START The data

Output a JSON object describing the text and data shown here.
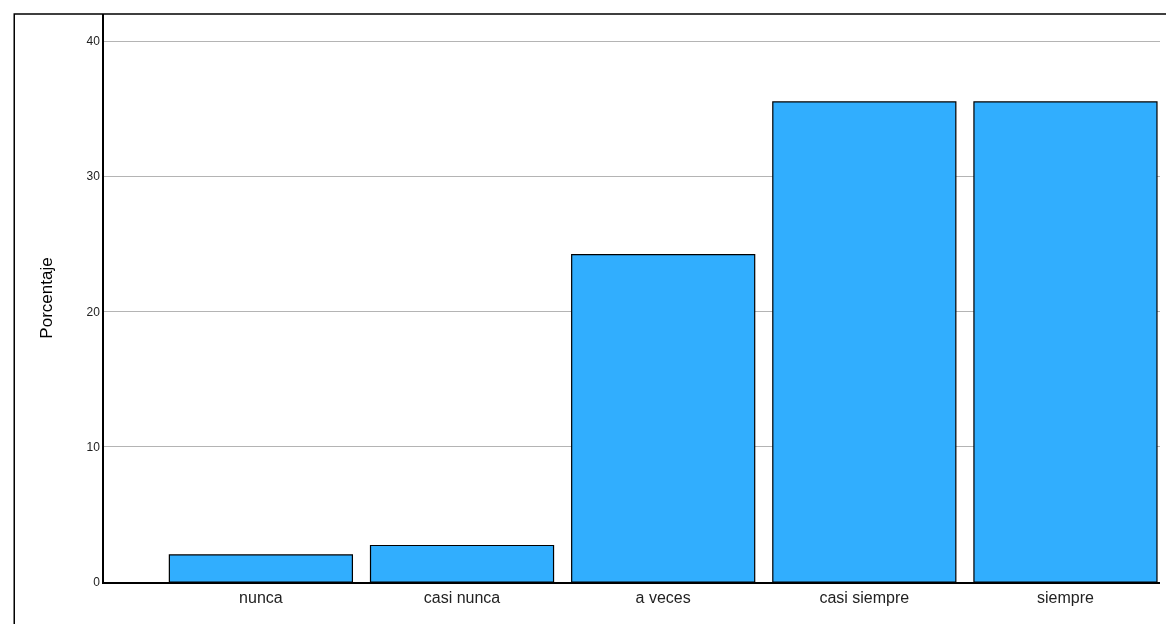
{
  "chart_data": {
    "type": "bar",
    "ylabel": "Porcentaje",
    "categories": [
      "nunca",
      "casi nunca",
      "a veces",
      "casi siempre",
      "siempre"
    ],
    "values": [
      2.0,
      2.7,
      24.2,
      35.5,
      35.5
    ],
    "color": "#31aefe",
    "ylim": [
      0,
      42
    ],
    "yticks": [
      0,
      10,
      20,
      30,
      40
    ],
    "grid": "y",
    "legend": false
  }
}
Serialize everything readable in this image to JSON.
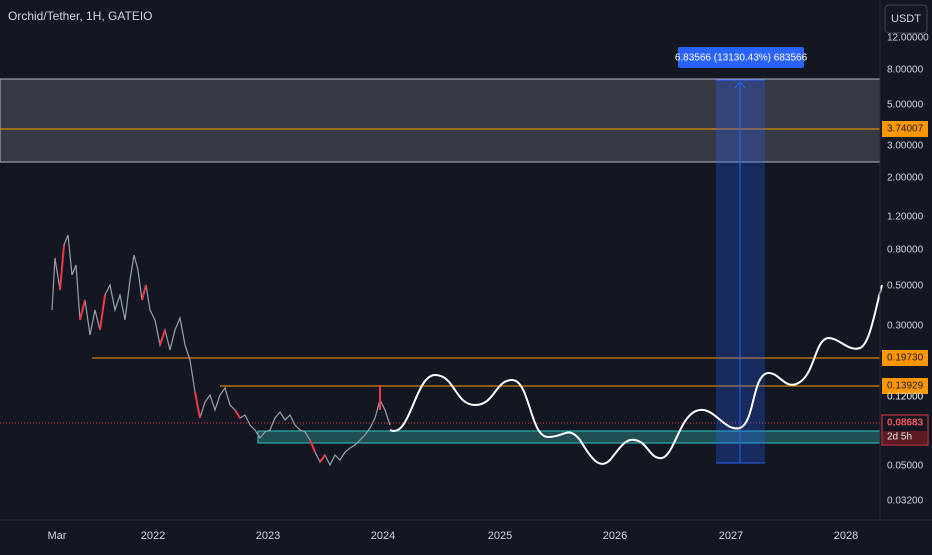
{
  "header": {
    "title": "Orchid/Tether, 1H, GATEIO",
    "currency": "USDT"
  },
  "price_axis": {
    "labels": [
      "12.00000",
      "8.00000",
      "5.00000",
      "3.00000",
      "2.00000",
      "1.20000",
      "0.80000",
      "0.50000",
      "0.30000",
      "0.12000",
      "0.05000",
      "0.03200"
    ]
  },
  "time_axis": {
    "labels": [
      "Mar",
      "2022",
      "2023",
      "2024",
      "2025",
      "2026",
      "2027",
      "2028"
    ]
  },
  "price_tags": [
    "3.74007",
    "0.19730",
    "0.13929",
    "0.12000"
  ],
  "current_price": {
    "price": "0.08683",
    "countdown": "2d 5h"
  },
  "measure": {
    "label": "6.83566 (13130.43%) 683566"
  }
}
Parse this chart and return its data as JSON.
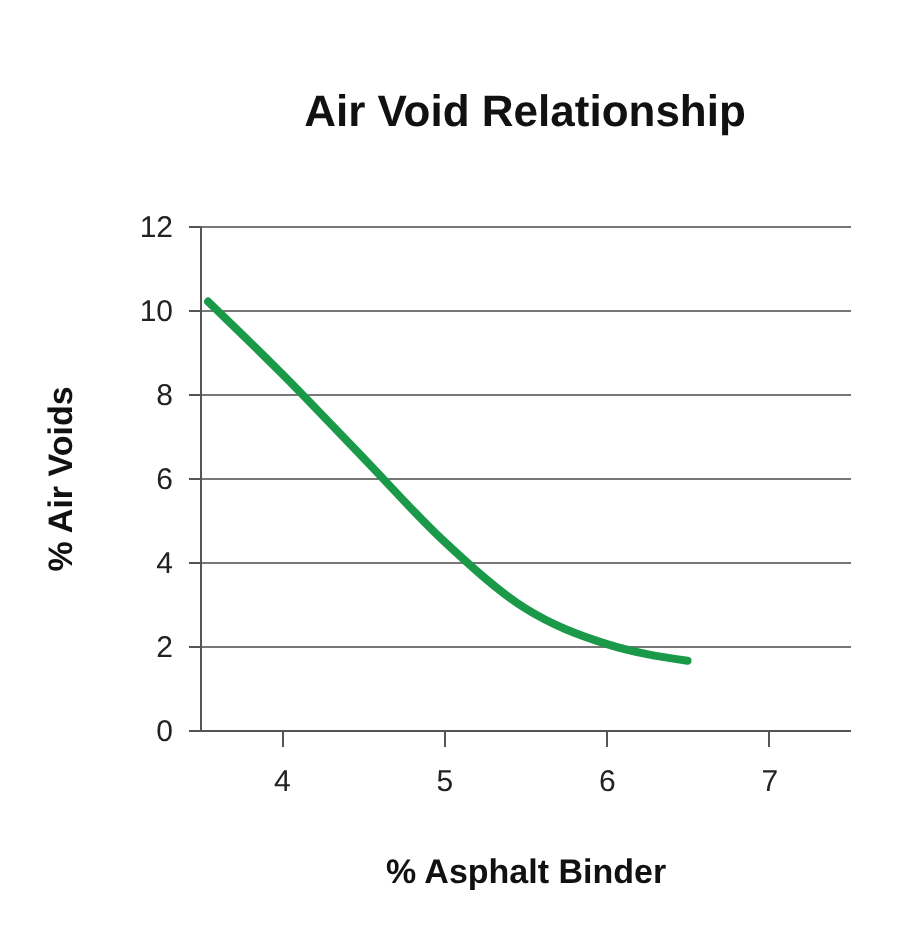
{
  "chart_data": {
    "type": "line",
    "title": "Air Void Relationship",
    "xlabel": "% Asphalt Binder",
    "ylabel": "% Air Voids",
    "x": [
      3.55,
      4,
      4.5,
      5,
      5.5,
      6,
      6.5
    ],
    "series": [
      {
        "color": "#1a9a48",
        "values": [
          10.2,
          8.5,
          6.5,
          4.5,
          2.9,
          2.05,
          1.65
        ]
      }
    ],
    "xlim": [
      3.5,
      7.5
    ],
    "xticks": [
      4,
      5,
      6,
      7
    ],
    "ylim": [
      0,
      12
    ],
    "yticks": [
      0,
      2,
      4,
      6,
      8,
      10,
      12
    ],
    "grid": "y",
    "marker": "none",
    "line_style": "solid"
  }
}
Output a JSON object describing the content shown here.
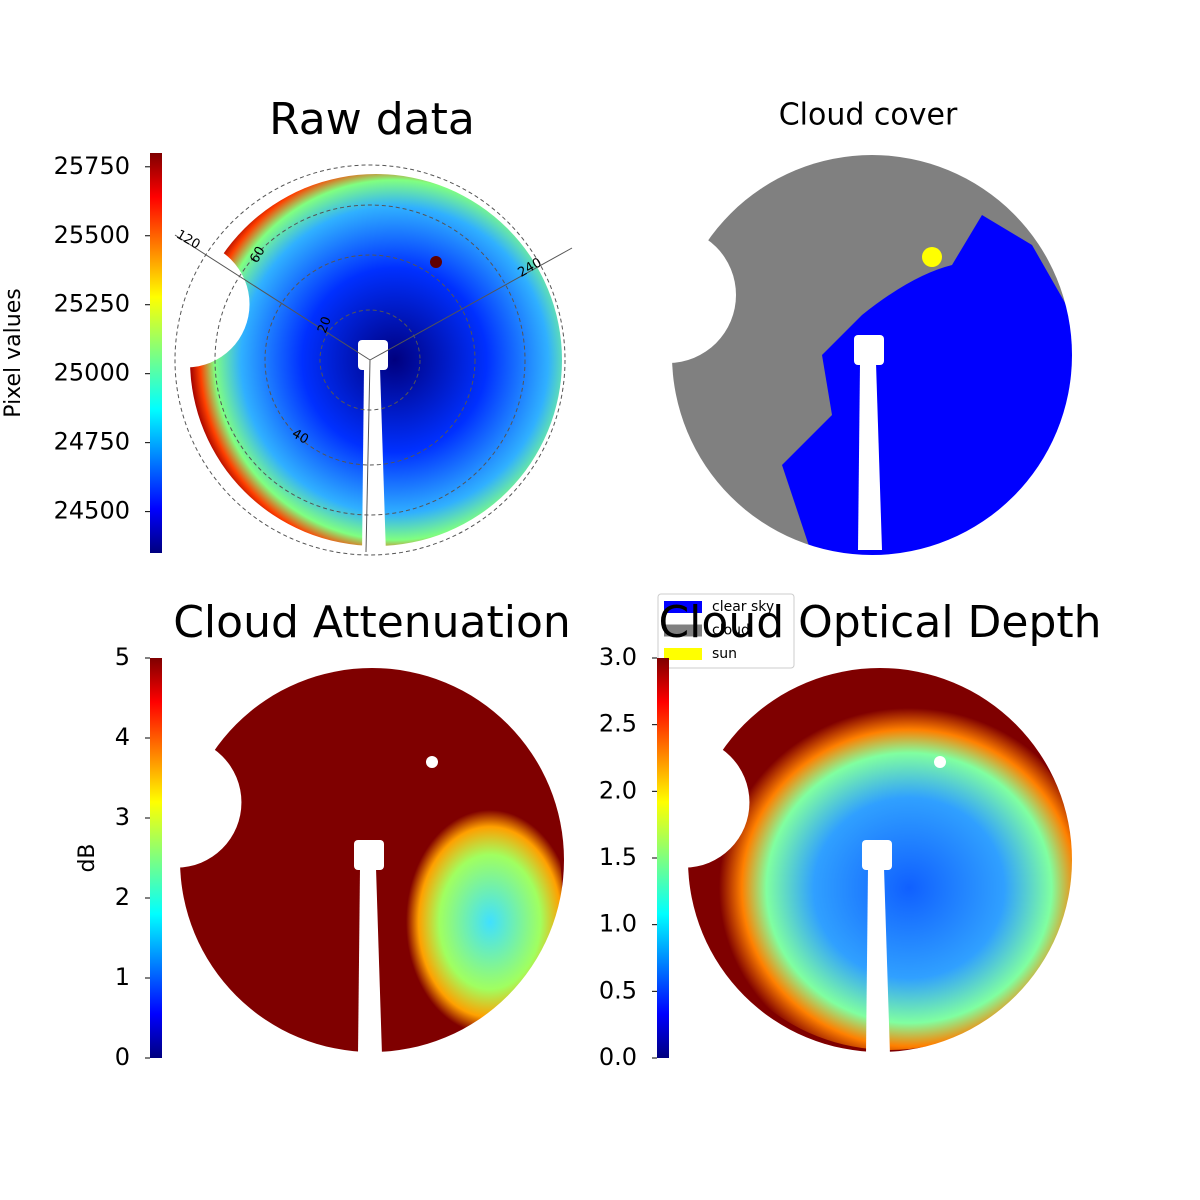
{
  "chart_data": [
    {
      "type": "image",
      "title": "Raw data",
      "colormap": "jet",
      "colorbar": {
        "label": "Pixel values",
        "ylim": [
          24350,
          25800
        ],
        "yticks": [
          24500,
          24750,
          25000,
          25250,
          25500,
          25750
        ]
      },
      "annotations": [
        "120",
        "60",
        "240",
        "20",
        "40"
      ]
    },
    {
      "type": "image",
      "title": "Cloud cover",
      "legend": [
        {
          "name": "clear sky",
          "color": "#0000ff"
        },
        {
          "name": "cloud",
          "color": "#808080"
        },
        {
          "name": "sun",
          "color": "#ffff00"
        }
      ]
    },
    {
      "type": "image",
      "title": "Cloud Attenuation",
      "colormap": "jet",
      "colorbar": {
        "label": "dB",
        "ylim": [
          0,
          5
        ],
        "yticks": [
          0,
          1,
          2,
          3,
          4,
          5
        ]
      }
    },
    {
      "type": "image",
      "title": "Cloud Optical Depth",
      "colormap": "jet",
      "colorbar": {
        "ylim": [
          0,
          3
        ],
        "yticks": [
          {
            "value": 0,
            "label": "0.0"
          },
          0.5,
          {
            "value": 1,
            "label": "1.0"
          },
          1.5,
          {
            "value": 2,
            "label": "2.0"
          },
          2.5,
          {
            "value": 3,
            "label": "3.0"
          }
        ]
      }
    }
  ]
}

END The data

* **The exercise**:
Copy the entries above faithfully and omit every image.

* **Response for this exercise**:
Output a JSON object describing the text and data shown here.
{
  "chart_data": {
    "type": "bar",
    "ylabel": "Porcentaje",
    "categories": [
      "nunca",
      "casi nunca",
      "a veces",
      "casi siempre",
      "siempre"
    ],
    "values": [
      2.0,
      2.7,
      24.2,
      35.5,
      35.5
    ],
    "color": "#31aefe",
    "ylim": [
      0,
      42
    ],
    "yticks": [
      0,
      10,
      20,
      30,
      40
    ],
    "grid": "y",
    "legend": false
  }
}
Serialize everything readable in this image to JSON.
{
  "header": {
    "title": "Orchid/Tether, 1H, GATEIO",
    "currency": "USDT"
  },
  "price_axis": {
    "labels": [
      "12.00000",
      "8.00000",
      "5.00000",
      "3.00000",
      "2.00000",
      "1.20000",
      "0.80000",
      "0.50000",
      "0.30000",
      "0.12000",
      "0.05000",
      "0.03200"
    ]
  },
  "time_axis": {
    "labels": [
      "Mar",
      "2022",
      "2023",
      "2024",
      "2025",
      "2026",
      "2027",
      "2028"
    ]
  },
  "price_tags": [
    "3.74007",
    "0.19730",
    "0.13929",
    "0.12000"
  ],
  "current_price": {
    "price": "0.08683",
    "countdown": "2d 5h"
  },
  "measure": {
    "label": "6.83566 (13130.43%) 683566"
  }
}
Parse this chart and return its data as JSON.
{
  "chart_data": {
    "type": "line",
    "title": "Air Void Relationship",
    "xlabel": "% Asphalt Binder",
    "ylabel": "% Air Voids",
    "x": [
      3.55,
      4,
      4.5,
      5,
      5.5,
      6,
      6.5
    ],
    "series": [
      {
        "color": "#1a9a48",
        "values": [
          10.2,
          8.5,
          6.5,
          4.5,
          2.9,
          2.05,
          1.65
        ]
      }
    ],
    "xlim": [
      3.5,
      7.5
    ],
    "xticks": [
      4,
      5,
      6,
      7
    ],
    "ylim": [
      0,
      12
    ],
    "yticks": [
      0,
      2,
      4,
      6,
      8,
      10,
      12
    ],
    "grid": "y",
    "marker": "none",
    "line_style": "solid"
  }
}
Output a JSON object describing the content shown here.
{
  "chart_data": [
    {
      "type": "image",
      "title": "Raw data",
      "colormap": "jet",
      "colorbar": {
        "label": "Pixel values",
        "ylim": [
          24350,
          25800
        ],
        "yticks": [
          24500,
          24750,
          25000,
          25250,
          25500,
          25750
        ]
      },
      "annotations": [
        "120",
        "60",
        "240",
        "20",
        "40"
      ]
    },
    {
      "type": "image",
      "title": "Cloud cover",
      "legend": [
        {
          "name": "clear sky",
          "color": "#0000ff"
        },
        {
          "name": "cloud",
          "color": "#808080"
        },
        {
          "name": "sun",
          "color": "#ffff00"
        }
      ]
    },
    {
      "type": "image",
      "title": "Cloud Attenuation",
      "colormap": "jet",
      "colorbar": {
        "label": "dB",
        "ylim": [
          0,
          5
        ],
        "yticks": [
          0,
          1,
          2,
          3,
          4,
          5
        ]
      }
    },
    {
      "type": "image",
      "title": "Cloud Optical Depth",
      "colormap": "jet",
      "colorbar": {
        "ylim": [
          0,
          3
        ],
        "yticks": [
          {
            "value": 0,
            "label": "0.0"
          },
          0.5,
          {
            "value": 1,
            "label": "1.0"
          },
          1.5,
          {
            "value": 2,
            "label": "2.0"
          },
          2.5,
          {
            "value": 3,
            "label": "3.0"
          }
        ]
      }
    }
  ]
}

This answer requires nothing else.